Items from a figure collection
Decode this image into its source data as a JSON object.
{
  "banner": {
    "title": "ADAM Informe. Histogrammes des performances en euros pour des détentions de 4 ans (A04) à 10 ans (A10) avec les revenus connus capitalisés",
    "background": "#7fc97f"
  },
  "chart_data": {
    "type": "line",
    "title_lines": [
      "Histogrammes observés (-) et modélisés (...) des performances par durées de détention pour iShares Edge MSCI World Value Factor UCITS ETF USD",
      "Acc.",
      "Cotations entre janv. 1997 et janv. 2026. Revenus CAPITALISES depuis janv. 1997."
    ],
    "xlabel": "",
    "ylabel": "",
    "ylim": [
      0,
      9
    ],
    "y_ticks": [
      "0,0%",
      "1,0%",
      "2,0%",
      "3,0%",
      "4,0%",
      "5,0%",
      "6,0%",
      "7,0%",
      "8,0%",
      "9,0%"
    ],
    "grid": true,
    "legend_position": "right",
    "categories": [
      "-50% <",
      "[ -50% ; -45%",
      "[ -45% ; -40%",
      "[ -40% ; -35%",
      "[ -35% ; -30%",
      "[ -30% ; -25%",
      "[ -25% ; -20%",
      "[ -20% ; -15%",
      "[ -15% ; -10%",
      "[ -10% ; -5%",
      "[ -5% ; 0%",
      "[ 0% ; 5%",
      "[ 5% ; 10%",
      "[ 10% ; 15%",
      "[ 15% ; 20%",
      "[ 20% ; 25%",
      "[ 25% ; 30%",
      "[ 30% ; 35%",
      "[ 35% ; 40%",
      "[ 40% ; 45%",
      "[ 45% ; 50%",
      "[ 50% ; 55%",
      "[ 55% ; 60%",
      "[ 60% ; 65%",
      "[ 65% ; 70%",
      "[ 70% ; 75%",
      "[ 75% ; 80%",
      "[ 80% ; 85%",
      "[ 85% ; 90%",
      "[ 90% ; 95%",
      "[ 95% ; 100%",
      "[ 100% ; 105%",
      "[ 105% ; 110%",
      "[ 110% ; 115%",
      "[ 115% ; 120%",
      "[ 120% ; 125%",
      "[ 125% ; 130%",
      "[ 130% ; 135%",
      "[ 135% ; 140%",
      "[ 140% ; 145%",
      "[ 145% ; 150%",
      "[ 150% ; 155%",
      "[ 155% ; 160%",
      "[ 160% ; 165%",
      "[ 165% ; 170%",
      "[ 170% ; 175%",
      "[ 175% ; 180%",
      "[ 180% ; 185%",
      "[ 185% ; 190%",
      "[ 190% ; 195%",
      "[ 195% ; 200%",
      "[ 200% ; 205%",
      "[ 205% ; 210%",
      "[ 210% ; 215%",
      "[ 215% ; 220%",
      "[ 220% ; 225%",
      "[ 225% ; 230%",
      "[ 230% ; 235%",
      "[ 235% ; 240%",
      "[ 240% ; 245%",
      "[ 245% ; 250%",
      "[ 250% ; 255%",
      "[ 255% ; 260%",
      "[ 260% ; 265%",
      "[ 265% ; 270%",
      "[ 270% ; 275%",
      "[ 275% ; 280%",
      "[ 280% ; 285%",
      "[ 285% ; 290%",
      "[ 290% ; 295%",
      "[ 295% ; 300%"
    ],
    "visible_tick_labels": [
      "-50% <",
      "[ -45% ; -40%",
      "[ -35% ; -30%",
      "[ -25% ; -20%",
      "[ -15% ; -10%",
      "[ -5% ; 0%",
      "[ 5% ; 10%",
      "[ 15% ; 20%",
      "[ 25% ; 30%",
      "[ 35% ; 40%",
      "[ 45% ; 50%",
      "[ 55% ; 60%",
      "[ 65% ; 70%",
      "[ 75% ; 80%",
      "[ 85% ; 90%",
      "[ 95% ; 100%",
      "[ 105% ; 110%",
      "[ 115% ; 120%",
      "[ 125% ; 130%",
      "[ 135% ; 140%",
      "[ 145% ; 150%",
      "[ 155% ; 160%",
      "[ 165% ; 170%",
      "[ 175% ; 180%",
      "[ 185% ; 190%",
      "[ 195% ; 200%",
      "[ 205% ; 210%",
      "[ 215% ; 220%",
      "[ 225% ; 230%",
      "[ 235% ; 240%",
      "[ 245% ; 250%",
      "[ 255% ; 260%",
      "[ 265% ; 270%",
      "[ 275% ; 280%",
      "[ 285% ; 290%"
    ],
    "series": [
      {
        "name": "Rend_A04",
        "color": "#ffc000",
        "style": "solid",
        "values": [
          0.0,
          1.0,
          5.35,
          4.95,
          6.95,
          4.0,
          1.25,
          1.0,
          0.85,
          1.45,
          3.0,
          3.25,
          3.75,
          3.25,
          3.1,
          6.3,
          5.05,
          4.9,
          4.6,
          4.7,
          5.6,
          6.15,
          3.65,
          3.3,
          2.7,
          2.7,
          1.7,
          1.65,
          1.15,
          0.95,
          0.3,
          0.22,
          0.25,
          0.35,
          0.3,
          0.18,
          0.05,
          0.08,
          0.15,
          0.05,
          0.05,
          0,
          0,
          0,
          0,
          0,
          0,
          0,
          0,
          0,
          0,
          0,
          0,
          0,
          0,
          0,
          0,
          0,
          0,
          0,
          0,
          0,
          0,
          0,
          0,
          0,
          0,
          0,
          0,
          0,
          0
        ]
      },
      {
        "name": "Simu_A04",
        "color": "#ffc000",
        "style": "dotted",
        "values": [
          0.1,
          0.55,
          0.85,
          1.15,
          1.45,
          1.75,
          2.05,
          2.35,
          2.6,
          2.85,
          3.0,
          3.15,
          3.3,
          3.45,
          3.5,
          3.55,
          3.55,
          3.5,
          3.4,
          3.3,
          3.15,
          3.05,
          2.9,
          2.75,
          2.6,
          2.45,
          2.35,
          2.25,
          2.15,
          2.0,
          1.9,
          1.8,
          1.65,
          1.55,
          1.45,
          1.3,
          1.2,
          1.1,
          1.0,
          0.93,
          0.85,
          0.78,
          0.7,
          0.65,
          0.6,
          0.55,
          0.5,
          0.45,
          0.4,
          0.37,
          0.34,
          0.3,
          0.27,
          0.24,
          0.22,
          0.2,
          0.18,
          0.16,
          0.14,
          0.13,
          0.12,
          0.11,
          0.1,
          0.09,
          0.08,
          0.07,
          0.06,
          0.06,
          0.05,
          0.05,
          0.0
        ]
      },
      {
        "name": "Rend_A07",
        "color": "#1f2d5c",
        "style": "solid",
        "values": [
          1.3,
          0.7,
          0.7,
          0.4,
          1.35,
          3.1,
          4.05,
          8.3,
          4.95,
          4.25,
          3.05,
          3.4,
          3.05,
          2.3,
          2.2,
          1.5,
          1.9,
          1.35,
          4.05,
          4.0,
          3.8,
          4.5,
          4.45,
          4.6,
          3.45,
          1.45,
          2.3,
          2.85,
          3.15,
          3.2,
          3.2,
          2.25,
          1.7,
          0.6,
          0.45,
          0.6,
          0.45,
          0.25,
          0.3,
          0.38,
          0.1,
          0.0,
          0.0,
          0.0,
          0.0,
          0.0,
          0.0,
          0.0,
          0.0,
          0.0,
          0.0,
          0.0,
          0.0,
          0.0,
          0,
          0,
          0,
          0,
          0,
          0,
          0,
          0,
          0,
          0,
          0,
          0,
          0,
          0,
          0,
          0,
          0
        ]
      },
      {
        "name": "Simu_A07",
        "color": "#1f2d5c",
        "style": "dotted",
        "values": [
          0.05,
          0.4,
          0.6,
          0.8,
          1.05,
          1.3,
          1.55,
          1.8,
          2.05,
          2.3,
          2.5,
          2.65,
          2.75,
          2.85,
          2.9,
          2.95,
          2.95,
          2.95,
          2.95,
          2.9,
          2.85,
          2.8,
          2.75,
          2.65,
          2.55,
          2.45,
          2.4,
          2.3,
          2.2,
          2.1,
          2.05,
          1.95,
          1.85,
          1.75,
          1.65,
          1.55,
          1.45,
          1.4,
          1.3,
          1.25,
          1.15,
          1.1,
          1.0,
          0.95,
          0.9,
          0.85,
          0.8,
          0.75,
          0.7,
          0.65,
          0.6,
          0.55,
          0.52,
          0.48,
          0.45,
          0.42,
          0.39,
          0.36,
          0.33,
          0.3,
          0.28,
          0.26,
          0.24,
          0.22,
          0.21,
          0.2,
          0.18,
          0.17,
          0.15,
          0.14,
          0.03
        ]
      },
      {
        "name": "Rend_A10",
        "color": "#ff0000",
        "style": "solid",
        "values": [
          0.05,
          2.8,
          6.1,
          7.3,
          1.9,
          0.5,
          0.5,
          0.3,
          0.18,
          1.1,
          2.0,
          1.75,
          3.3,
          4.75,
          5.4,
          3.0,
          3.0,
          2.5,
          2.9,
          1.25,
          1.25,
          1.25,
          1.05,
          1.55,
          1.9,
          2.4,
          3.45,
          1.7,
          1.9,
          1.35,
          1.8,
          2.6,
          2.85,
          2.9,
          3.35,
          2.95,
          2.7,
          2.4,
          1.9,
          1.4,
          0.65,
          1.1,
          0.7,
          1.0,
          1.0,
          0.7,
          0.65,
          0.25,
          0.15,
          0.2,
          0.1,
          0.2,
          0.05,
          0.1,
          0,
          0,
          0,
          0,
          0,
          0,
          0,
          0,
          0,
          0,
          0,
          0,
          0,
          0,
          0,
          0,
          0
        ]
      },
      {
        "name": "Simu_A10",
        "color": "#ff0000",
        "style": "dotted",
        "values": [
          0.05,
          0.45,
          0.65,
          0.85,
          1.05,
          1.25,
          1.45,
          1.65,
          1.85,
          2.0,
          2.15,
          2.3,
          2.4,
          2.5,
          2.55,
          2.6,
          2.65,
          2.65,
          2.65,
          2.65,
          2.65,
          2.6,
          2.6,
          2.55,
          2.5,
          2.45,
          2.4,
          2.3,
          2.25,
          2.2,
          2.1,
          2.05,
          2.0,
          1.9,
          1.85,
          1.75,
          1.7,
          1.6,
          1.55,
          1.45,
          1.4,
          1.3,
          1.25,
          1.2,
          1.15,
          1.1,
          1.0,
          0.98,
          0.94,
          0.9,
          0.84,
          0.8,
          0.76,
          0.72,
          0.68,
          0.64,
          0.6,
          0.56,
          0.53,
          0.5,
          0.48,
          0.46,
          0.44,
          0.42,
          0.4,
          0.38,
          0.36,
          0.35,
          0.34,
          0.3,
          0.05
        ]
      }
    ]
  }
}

- Objective:
Tally how many lines of the records hold the word "performances". Answer with the number only.

- The reply:
2